» EXERCISE OBJECTIVE
Using the material below, copy every line where "sampling" appears.

» DATA SHOWN
— Begin —

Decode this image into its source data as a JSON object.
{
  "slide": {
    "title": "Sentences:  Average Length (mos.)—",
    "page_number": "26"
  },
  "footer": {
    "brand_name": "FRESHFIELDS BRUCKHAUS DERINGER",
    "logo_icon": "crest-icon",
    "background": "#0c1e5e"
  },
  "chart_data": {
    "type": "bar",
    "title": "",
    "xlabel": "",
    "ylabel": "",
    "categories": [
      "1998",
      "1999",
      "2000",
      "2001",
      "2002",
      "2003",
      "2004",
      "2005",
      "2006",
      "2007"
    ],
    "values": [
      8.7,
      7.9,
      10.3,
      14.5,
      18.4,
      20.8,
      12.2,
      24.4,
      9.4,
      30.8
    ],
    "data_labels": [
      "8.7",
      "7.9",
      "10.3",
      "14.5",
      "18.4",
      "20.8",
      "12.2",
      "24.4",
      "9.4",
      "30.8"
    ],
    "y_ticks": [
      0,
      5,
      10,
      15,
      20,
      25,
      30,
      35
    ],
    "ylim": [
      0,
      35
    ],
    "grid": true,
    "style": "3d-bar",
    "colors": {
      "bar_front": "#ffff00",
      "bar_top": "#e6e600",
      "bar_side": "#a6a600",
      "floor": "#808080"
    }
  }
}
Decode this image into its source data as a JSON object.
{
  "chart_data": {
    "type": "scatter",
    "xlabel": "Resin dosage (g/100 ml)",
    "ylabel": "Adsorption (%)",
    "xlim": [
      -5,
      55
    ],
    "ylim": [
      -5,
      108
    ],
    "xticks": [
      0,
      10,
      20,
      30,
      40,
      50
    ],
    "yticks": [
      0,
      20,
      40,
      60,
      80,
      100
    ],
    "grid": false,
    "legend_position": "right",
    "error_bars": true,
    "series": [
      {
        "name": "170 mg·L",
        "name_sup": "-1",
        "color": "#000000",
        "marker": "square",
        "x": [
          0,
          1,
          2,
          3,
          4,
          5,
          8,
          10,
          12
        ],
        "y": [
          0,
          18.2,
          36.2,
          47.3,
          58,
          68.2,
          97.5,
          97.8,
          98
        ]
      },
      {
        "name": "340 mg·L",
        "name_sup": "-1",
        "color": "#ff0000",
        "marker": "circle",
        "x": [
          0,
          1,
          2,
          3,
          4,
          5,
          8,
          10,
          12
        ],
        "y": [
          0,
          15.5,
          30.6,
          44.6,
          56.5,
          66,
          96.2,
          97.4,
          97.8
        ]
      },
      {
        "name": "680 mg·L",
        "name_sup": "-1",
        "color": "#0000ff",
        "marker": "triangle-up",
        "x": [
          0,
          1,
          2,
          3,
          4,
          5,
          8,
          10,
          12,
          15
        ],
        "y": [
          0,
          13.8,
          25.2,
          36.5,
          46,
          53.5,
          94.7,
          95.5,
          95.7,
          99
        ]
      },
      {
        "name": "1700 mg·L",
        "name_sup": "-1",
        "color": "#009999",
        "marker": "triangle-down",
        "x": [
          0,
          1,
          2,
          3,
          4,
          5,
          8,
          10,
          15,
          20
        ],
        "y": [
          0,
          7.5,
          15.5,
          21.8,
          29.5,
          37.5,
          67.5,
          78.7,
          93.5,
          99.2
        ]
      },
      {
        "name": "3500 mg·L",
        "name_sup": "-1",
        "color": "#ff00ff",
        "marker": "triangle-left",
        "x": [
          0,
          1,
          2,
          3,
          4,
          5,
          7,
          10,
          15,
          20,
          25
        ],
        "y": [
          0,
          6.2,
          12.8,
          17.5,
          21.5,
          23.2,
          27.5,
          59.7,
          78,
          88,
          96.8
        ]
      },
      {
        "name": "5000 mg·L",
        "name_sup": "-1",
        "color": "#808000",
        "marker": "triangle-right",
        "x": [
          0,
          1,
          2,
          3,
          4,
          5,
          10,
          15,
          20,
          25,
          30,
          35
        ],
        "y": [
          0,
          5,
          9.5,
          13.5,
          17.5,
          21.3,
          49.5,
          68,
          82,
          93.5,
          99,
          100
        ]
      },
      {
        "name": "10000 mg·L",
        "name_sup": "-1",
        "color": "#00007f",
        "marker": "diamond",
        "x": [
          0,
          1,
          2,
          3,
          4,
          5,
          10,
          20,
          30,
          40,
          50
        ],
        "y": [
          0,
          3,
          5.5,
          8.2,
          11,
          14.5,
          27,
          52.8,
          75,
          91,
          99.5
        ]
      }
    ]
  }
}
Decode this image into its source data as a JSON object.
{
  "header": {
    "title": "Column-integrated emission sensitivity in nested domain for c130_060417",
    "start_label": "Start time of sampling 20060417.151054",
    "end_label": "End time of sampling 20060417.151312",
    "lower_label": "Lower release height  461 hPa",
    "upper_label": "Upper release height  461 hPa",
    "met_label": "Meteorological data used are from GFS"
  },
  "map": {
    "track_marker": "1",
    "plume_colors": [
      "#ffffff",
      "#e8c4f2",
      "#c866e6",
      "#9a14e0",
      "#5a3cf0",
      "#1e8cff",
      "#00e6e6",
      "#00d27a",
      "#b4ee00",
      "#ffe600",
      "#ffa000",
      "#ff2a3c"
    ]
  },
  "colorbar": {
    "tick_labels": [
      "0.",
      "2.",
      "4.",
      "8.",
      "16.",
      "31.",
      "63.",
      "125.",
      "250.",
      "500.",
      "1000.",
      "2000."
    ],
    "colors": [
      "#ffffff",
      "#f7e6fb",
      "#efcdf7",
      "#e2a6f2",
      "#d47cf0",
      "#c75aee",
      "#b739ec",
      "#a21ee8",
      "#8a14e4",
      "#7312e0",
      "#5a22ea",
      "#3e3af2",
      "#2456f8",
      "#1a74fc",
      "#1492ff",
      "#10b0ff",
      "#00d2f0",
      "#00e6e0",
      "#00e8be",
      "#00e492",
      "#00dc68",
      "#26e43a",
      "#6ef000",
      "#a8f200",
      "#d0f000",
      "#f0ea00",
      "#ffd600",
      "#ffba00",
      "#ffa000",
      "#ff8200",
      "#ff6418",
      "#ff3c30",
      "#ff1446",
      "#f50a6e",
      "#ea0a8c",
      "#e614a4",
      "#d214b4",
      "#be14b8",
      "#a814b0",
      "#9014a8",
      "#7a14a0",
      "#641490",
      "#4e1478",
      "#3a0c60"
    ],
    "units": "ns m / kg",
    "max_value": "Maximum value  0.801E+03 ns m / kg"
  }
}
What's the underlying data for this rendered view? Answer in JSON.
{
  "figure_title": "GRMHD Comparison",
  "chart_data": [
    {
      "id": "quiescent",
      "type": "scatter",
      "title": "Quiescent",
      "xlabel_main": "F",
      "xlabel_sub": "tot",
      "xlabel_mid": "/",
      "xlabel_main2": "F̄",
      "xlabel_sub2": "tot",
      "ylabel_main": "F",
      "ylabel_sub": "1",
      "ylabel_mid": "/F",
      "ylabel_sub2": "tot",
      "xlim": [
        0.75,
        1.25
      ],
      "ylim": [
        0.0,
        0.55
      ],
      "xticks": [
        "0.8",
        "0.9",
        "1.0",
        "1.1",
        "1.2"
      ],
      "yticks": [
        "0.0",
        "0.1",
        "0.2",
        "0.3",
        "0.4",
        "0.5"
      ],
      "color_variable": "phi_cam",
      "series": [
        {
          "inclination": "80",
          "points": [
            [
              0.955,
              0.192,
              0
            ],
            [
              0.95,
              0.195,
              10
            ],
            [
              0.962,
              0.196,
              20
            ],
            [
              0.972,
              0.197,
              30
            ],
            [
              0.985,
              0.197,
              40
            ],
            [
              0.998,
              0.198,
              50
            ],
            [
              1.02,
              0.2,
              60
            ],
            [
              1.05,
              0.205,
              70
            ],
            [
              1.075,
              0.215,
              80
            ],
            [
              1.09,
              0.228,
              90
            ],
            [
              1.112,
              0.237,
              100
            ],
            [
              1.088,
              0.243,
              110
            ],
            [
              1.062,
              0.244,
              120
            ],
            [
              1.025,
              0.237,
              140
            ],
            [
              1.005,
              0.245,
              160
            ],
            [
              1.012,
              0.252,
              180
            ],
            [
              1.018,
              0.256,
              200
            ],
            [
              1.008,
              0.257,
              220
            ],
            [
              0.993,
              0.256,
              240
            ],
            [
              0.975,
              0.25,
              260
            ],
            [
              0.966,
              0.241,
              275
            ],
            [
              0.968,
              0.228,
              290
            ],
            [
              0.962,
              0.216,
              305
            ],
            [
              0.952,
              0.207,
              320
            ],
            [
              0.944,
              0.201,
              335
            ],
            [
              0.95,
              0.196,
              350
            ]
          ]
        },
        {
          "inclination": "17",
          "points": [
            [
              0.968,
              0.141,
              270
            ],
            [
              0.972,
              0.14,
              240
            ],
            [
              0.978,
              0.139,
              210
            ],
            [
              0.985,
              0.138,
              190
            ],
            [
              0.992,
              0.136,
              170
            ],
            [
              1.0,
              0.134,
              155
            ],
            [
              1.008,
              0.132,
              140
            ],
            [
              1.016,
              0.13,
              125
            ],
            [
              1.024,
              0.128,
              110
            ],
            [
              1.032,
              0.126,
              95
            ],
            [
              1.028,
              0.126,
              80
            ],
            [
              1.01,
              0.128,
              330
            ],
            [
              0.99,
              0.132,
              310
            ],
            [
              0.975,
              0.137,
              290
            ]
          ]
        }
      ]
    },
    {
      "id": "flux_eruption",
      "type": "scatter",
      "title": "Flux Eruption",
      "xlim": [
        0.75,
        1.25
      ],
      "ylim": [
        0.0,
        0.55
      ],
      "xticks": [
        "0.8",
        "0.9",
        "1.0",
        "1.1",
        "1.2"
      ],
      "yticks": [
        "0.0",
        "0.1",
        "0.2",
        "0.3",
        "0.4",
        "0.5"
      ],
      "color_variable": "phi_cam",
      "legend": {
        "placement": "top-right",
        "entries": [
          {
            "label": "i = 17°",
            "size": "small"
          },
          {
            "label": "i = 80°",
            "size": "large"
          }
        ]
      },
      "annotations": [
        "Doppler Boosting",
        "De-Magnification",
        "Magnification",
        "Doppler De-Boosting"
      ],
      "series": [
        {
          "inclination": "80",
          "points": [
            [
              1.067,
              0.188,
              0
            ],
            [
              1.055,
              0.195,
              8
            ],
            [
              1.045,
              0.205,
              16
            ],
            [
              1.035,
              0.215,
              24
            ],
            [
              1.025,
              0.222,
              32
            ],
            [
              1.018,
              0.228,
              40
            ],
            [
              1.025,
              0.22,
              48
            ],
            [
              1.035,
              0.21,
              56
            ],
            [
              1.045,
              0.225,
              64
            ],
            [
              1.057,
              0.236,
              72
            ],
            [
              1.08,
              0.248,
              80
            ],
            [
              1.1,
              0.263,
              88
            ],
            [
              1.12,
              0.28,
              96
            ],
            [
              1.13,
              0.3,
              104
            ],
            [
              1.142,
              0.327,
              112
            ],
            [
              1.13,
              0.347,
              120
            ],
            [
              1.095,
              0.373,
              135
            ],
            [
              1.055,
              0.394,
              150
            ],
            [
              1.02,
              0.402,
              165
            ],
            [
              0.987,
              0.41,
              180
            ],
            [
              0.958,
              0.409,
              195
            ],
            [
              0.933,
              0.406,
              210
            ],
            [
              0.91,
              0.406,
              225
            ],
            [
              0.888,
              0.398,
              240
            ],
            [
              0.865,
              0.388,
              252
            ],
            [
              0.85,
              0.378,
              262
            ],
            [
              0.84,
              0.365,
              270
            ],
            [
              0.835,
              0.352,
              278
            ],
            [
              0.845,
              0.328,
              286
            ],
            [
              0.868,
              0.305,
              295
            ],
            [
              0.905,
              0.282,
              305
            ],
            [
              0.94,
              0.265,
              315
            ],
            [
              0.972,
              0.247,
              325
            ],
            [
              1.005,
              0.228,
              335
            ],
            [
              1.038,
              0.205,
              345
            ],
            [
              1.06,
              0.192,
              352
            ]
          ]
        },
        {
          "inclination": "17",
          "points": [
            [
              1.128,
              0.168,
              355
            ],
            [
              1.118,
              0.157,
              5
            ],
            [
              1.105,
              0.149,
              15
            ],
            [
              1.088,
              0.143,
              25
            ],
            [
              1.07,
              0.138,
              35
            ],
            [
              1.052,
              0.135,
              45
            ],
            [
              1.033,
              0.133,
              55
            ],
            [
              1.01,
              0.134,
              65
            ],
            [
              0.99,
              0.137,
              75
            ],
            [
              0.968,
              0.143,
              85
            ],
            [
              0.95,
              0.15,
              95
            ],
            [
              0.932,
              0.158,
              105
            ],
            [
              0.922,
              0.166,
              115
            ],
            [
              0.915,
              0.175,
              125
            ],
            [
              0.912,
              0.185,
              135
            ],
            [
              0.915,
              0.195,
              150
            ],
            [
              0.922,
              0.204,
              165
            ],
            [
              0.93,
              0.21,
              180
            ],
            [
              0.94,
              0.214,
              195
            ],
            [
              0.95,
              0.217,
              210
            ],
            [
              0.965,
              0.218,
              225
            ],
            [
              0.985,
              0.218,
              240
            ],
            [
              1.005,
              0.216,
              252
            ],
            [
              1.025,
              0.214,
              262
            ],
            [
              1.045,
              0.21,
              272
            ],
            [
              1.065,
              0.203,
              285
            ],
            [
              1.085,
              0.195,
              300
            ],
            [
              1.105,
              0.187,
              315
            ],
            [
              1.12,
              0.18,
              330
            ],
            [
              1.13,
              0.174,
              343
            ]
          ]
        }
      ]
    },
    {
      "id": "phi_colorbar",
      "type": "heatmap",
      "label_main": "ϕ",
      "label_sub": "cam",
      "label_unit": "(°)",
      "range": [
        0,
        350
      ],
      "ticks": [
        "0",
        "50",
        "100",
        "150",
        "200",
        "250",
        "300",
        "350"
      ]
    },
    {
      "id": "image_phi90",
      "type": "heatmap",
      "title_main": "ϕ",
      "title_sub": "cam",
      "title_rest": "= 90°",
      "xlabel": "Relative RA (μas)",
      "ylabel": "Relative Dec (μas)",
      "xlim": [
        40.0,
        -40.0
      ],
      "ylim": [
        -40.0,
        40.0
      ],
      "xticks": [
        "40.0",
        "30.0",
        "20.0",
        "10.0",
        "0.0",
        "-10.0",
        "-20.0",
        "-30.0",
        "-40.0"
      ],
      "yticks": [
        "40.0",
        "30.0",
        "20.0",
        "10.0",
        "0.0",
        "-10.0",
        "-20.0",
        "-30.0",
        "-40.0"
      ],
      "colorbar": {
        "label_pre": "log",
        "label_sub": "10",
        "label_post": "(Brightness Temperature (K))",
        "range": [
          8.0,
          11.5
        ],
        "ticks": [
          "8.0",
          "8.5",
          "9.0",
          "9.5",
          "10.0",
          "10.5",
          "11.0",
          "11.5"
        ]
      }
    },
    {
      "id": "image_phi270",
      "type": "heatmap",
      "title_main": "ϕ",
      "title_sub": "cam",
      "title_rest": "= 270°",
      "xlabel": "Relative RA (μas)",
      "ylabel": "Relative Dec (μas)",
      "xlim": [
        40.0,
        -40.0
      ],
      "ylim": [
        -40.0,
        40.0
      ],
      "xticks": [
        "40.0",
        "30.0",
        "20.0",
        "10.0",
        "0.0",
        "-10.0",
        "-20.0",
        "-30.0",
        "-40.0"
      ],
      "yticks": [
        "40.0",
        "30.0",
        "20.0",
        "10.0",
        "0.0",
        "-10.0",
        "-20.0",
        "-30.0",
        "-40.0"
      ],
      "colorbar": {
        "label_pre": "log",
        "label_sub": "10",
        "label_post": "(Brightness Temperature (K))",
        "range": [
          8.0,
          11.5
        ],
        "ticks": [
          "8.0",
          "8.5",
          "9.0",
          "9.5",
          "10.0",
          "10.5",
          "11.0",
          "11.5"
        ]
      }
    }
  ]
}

— End —

» PROBLEM SOLUTION
    "start_label": "Start time of sampling 20060417.151054",
    "end_label": "End time of sampling 20060417.151312",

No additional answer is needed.